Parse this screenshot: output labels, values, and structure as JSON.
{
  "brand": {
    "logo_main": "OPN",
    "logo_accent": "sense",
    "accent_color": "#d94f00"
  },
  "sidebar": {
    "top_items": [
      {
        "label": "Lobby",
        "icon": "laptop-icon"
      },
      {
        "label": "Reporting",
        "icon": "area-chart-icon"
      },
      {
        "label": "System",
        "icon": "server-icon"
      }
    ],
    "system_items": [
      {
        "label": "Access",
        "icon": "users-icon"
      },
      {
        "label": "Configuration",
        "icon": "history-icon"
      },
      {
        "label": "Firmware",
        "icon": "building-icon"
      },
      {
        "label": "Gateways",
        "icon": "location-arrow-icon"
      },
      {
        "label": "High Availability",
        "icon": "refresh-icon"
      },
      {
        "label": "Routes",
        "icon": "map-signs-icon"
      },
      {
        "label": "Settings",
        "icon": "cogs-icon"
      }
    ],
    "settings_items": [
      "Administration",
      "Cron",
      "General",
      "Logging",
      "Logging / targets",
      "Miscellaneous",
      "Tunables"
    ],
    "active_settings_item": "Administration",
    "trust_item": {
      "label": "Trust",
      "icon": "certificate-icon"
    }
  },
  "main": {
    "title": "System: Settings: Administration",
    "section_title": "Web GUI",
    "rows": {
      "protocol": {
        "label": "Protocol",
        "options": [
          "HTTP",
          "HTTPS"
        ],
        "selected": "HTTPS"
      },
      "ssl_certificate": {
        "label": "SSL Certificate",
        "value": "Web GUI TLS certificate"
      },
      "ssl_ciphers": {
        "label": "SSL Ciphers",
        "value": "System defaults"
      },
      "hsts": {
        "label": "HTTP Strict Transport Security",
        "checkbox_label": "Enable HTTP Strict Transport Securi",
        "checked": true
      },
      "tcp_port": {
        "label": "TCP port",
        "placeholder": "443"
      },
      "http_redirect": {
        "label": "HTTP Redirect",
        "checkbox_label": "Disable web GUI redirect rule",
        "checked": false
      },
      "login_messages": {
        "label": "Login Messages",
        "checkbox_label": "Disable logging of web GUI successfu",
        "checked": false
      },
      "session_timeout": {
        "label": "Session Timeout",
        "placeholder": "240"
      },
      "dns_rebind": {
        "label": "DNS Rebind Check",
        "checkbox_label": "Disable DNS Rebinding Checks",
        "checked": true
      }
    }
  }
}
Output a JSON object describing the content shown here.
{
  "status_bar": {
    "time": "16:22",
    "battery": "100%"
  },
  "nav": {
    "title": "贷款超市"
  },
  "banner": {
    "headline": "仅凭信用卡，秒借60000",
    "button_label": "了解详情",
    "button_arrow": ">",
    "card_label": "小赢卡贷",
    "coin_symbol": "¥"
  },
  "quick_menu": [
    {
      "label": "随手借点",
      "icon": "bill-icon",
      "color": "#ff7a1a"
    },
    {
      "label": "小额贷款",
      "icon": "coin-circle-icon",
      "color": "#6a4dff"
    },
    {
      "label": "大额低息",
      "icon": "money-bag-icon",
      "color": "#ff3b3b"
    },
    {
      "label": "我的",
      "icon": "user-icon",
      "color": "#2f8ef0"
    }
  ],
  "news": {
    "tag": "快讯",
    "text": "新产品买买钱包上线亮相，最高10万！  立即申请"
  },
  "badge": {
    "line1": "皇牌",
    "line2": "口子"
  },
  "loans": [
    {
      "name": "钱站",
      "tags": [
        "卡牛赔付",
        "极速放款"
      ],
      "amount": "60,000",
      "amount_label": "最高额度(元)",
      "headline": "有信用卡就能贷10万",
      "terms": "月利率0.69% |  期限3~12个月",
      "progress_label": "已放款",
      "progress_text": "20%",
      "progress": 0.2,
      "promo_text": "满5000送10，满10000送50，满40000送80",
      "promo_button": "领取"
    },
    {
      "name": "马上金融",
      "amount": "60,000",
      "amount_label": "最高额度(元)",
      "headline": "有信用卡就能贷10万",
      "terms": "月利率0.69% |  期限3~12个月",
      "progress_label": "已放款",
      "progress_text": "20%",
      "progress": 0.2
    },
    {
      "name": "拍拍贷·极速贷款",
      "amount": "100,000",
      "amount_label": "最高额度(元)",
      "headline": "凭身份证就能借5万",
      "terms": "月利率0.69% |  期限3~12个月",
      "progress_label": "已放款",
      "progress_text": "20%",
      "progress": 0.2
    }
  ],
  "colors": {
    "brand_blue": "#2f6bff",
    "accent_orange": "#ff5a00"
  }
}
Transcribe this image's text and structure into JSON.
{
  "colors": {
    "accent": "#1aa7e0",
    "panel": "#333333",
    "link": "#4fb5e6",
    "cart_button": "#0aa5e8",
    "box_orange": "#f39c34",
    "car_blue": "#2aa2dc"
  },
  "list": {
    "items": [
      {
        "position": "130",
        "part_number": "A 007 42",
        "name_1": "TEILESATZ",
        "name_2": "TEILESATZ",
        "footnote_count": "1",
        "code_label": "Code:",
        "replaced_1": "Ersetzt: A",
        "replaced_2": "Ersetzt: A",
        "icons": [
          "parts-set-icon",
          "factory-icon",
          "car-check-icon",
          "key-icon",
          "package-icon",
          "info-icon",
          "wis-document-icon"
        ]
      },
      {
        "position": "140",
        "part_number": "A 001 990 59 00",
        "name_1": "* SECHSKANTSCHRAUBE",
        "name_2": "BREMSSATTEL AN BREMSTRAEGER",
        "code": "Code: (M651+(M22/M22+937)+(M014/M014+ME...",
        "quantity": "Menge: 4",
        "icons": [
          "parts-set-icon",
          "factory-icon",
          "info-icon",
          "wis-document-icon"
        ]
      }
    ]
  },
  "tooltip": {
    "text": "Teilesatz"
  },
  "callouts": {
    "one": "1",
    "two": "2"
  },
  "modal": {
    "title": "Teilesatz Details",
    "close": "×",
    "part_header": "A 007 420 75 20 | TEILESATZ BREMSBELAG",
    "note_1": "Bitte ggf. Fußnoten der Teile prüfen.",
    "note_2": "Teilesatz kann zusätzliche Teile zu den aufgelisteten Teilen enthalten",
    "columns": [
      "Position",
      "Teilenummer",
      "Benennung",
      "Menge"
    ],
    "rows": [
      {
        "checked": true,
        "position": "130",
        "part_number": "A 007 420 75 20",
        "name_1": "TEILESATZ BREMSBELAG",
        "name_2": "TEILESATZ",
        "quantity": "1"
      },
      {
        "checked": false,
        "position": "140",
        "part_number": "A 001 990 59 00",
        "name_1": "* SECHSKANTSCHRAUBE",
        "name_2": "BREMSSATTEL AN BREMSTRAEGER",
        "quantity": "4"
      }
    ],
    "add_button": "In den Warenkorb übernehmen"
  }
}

------------------------------------------------------------------------

**What to produce**
Restate the whole of the material exactly.

**Exercise solution**
Parse this screenshot: output labels, values, and structure as JSON.
{
  "brand": {
    "logo_main": "OPN",
    "logo_accent": "sense",
    "accent_color": "#d94f00"
  },
  "sidebar": {
    "top_items": [
      {
        "label": "Lobby",
        "icon": "laptop-icon"
      },
      {
        "label": "Reporting",
        "icon": "area-chart-icon"
      },
      {
        "label": "System",
        "icon": "server-icon"
      }
    ],
    "system_items": [
      {
        "label": "Access",
        "icon": "users-icon"
      },
      {
        "label": "Configuration",
        "icon": "history-icon"
      },
      {
        "label": "Firmware",
        "icon": "building-icon"
      },
      {
        "label": "Gateways",
        "icon": "location-arrow-icon"
      },
      {
        "label": "High Availability",
        "icon": "refresh-icon"
      },
      {
        "label": "Routes",
        "icon": "map-signs-icon"
      },
      {
        "label": "Settings",
        "icon": "cogs-icon"
      }
    ],
    "settings_items": [
      "Administration",
      "Cron",
      "General",
      "Logging",
      "Logging / targets",
      "Miscellaneous",
      "Tunables"
    ],
    "active_settings_item": "Administration",
    "trust_item": {
      "label": "Trust",
      "icon": "certificate-icon"
    }
  },
  "main": {
    "title": "System: Settings: Administration",
    "section_title": "Web GUI",
    "rows": {
      "protocol": {
        "label": "Protocol",
        "options": [
          "HTTP",
          "HTTPS"
        ],
        "selected": "HTTPS"
      },
      "ssl_certificate": {
        "label": "SSL Certificate",
        "value": "Web GUI TLS certificate"
      },
      "ssl_ciphers": {
        "label": "SSL Ciphers",
        "value": "System defaults"
      },
      "hsts": {
        "label": "HTTP Strict Transport Security",
        "checkbox_label": "Enable HTTP Strict Transport Securi",
        "checked": true
      },
      "tcp_port": {
        "label": "TCP port",
        "placeholder": "443"
      },
      "http_redirect": {
        "label": "HTTP Redirect",
        "checkbox_label": "Disable web GUI redirect rule",
        "checked": false
      },
      "login_messages": {
        "label": "Login Messages",
        "checkbox_label": "Disable logging of web GUI successfu",
        "checked": false
      },
      "session_timeout": {
        "label": "Session Timeout",
        "placeholder": "240"
      },
      "dns_rebind": {
        "label": "DNS Rebind Check",
        "checkbox_label": "Disable DNS Rebinding Checks",
        "checked": true
      }
    }
  }
}
Output a JSON object describing the content shown here.
{
  "status_bar": {
    "time": "16:22",
    "battery": "100%"
  },
  "nav": {
    "title": "贷款超市"
  },
  "banner": {
    "headline": "仅凭信用卡，秒借60000",
    "button_label": "了解详情",
    "button_arrow": ">",
    "card_label": "小赢卡贷",
    "coin_symbol": "¥"
  },
  "quick_menu": [
    {
      "label": "随手借点",
      "icon": "bill-icon",
      "color": "#ff7a1a"
    },
    {
      "label": "小额贷款",
      "icon": "coin-circle-icon",
      "color": "#6a4dff"
    },
    {
      "label": "大额低息",
      "icon": "money-bag-icon",
      "color": "#ff3b3b"
    },
    {
      "label": "我的",
      "icon": "user-icon",
      "color": "#2f8ef0"
    }
  ],
  "news": {
    "tag": "快讯",
    "text": "新产品买买钱包上线亮相，最高10万！  立即申请"
  },
  "badge": {
    "line1": "皇牌",
    "line2": "口子"
  },
  "loans": [
    {
      "name": "钱站",
      "tags": [
        "卡牛赔付",
        "极速放款"
      ],
      "amount": "60,000",
      "amount_label": "最高额度(元)",
      "headline": "有信用卡就能贷10万",
      "terms": "月利率0.69% |  期限3~12个月",
      "progress_label": "已放款",
      "progress_text": "20%",
      "progress": 0.2,
      "promo_text": "满5000送10，满10000送50，满40000送80",
      "promo_button": "领取"
    },
    {
      "name": "马上金融",
      "amount": "60,000",
      "amount_label": "最高额度(元)",
      "headline": "有信用卡就能贷10万",
      "terms": "月利率0.69% |  期限3~12个月",
      "progress_label": "已放款",
      "progress_text": "20%",
      "progress": 0.2
    },
    {
      "name": "拍拍贷·极速贷款",
      "amount": "100,000",
      "amount_label": "最高额度(元)",
      "headline": "凭身份证就能借5万",
      "terms": "月利率0.69% |  期限3~12个月",
      "progress_label": "已放款",
      "progress_text": "20%",
      "progress": 0.2
    }
  ],
  "colors": {
    "brand_blue": "#2f6bff",
    "accent_orange": "#ff5a00"
  }
}
Transcribe this image's text and structure into JSON.
{
  "colors": {
    "accent": "#1aa7e0",
    "panel": "#333333",
    "link": "#4fb5e6",
    "cart_button": "#0aa5e8",
    "box_orange": "#f39c34",
    "car_blue": "#2aa2dc"
  },
  "list": {
    "items": [
      {
        "position": "130",
        "part_number": "A 007 42",
        "name_1": "TEILESATZ",
        "name_2": "TEILESATZ",
        "footnote_count": "1",
        "code_label": "Code:",
        "replaced_1": "Ersetzt: A",
        "replaced_2": "Ersetzt: A",
        "icons": [
          "parts-set-icon",
          "factory-icon",
          "car-check-icon",
          "key-icon",
          "package-icon",
          "info-icon",
          "wis-document-icon"
        ]
      },
      {
        "position": "140",
        "part_number": "A 001 990 59 00",
        "name_1": "* SECHSKANTSCHRAUBE",
        "name_2": "BREMSSATTEL AN BREMSTRAEGER",
        "code": "Code: (M651+(M22/M22+937)+(M014/M014+ME...",
        "quantity": "Menge: 4",
        "icons": [
          "parts-set-icon",
          "factory-icon",
          "info-icon",
          "wis-document-icon"
        ]
      }
    ]
  },
  "tooltip": {
    "text": "Teilesatz"
  },
  "callouts": {
    "one": "1",
    "two": "2"
  },
  "modal": {
    "title": "Teilesatz Details",
    "close": "×",
    "part_header": "A 007 420 75 20 | TEILESATZ BREMSBELAG",
    "note_1": "Bitte ggf. Fußnoten der Teile prüfen.",
    "note_2": "Teilesatz kann zusätzliche Teile zu den aufgelisteten Teilen enthalten",
    "columns": [
      "Position",
      "Teilenummer",
      "Benennung",
      "Menge"
    ],
    "rows": [
      {
        "checked": true,
        "position": "130",
        "part_number": "A 007 420 75 20",
        "name_1": "TEILESATZ BREMSBELAG",
        "name_2": "TEILESATZ",
        "quantity": "1"
      },
      {
        "checked": false,
        "position": "140",
        "part_number": "A 001 990 59 00",
        "name_1": "* SECHSKANTSCHRAUBE",
        "name_2": "BREMSSATTEL AN BREMSTRAEGER",
        "quantity": "4"
      }
    ],
    "add_button": "In den Warenkorb übernehmen"
  }
}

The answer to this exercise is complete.